REQUIREMENTS:
a) Please say whether each statement agrees with the music-scene rules: (i) mullets count as ironic; (ii) The Album Leaf and John Tesh are said to be no different; (iii) a half-beard is allowed only alongside a shopping cart and a collection of cigarette butts. Answer each with yes or no and quote the deciding words.
b) Answer these questions from the music-scene rules:
(i) Which kind of band does the text say no longer has any good examples?
(ii) What age does a single man have to be older than to be told to stop hitting on scenester chicks?
(iii) Which venue is named as the place for both that behavior and the bathroom rule?
c) Return the passage of the music-scene rules starting at "There is no" and ending at "on her village).", copied without any change.

SELECTED TEXT:
• • • •
Posting a MySpace bulletin titled"Look at my dick!" when it's really just a flyer for your band doesn't help your cause. It just means your band isn't as cool as your dick.
There is no difference between The Album Leaf and John Tesh. None.
Your half-beard will be permitted only if you have the shopping cart and a collection of cigarette butts to go with it.
There are no good polka-core bands anymore.
Mullets are not cool. They are neither ironic, trendy, faux, quasi nor pseudo.
If you're older than 45, single and still hitting on scenester chicks at The Casbah, please stop. You're making the rest of us aging scenester men look bad.
If you do blow in the Casbah bathroom, the guys waiting for you should be allowed to drag you onstage to be publicy flogged by the mother of a deformed Colombian child (courtesy of the concentrated Round Up¢ the U.S. government sprayed on her village).
• • • •
INFORMATION SHOWN:

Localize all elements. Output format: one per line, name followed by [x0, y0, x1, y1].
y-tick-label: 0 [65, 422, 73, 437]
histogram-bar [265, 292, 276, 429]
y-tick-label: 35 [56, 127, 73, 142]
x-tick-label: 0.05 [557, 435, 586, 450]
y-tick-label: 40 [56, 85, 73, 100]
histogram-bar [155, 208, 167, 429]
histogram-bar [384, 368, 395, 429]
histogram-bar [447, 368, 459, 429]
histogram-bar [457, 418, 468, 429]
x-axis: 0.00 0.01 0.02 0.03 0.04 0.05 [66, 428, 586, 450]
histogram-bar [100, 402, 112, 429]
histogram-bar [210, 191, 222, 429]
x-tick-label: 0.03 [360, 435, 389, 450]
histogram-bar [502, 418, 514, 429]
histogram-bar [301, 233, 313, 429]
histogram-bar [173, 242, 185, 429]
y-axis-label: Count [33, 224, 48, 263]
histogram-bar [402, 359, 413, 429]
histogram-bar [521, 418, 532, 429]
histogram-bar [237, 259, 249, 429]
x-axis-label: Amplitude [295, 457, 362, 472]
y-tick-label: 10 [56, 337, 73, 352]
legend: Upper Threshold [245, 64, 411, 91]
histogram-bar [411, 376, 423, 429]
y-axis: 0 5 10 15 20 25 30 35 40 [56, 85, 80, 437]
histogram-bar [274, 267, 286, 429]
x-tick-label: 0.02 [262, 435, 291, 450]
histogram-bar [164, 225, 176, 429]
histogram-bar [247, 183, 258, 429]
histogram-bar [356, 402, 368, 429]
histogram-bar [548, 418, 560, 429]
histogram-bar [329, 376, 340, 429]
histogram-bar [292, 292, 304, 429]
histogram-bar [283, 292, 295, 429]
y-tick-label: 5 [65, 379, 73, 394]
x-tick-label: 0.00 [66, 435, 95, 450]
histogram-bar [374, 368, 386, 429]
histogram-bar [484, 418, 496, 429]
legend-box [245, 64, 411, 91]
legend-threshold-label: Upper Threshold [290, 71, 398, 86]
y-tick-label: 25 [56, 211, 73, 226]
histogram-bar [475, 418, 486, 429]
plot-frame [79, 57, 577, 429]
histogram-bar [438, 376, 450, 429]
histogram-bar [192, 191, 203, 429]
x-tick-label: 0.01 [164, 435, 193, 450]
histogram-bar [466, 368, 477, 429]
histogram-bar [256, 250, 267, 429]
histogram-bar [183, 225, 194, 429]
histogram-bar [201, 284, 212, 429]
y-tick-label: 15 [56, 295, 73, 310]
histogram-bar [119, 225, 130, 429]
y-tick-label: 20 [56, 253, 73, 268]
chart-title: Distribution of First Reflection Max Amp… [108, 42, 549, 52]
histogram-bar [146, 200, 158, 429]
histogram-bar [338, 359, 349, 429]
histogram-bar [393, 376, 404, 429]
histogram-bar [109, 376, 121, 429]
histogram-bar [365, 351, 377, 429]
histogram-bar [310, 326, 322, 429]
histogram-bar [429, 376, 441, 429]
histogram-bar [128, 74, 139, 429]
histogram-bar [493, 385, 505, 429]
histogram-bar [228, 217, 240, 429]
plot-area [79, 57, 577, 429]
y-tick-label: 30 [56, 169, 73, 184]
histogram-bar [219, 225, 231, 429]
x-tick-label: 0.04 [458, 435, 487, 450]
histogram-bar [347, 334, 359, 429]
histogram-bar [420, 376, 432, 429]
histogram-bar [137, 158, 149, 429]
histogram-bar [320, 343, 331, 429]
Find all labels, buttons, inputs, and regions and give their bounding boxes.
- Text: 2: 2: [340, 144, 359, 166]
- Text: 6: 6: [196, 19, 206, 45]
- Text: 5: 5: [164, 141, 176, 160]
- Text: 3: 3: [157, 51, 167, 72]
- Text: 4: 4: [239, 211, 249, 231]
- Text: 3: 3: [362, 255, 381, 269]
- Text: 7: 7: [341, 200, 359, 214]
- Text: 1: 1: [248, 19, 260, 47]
• • • •
ANSWERS PROVIDED:
a)
(i) No: "They are neither ironic, trendy, faux, quasi nor pseudo."
(ii) Yes: "There is no difference between The Album Leaf and John Tesh."
(iii) Yes: "Your half-beard will be permitted only if you have the shopping cart and a collection of cigarette butts to go with it."

b)
(i) Polka-core bands
(ii) 45
(iii) The Casbah

c)
There is no difference between The Album Leaf and John Tesh. None.
Your half-beard will be permitted only if you have the shopping cart and a collection of cigarette butts to go with it.
There are no good polka-core bands anymore.
Mullets are not cool. They are neither ironic, trendy, faux, quasi nor pseudo.
If you're older than 45, single and still hitting on scenester chicks at The Casbah, please stop. You're making the rest of us aging scenester men look bad.
If you do blow in the Casbah bathroom, the guys waiting for you should be allowed to drag you onstage to be publicy flogged by the mother of a deformed Colombian child (courtesy of the concentrated Round Up¢ the U.S. government sprayed on her village).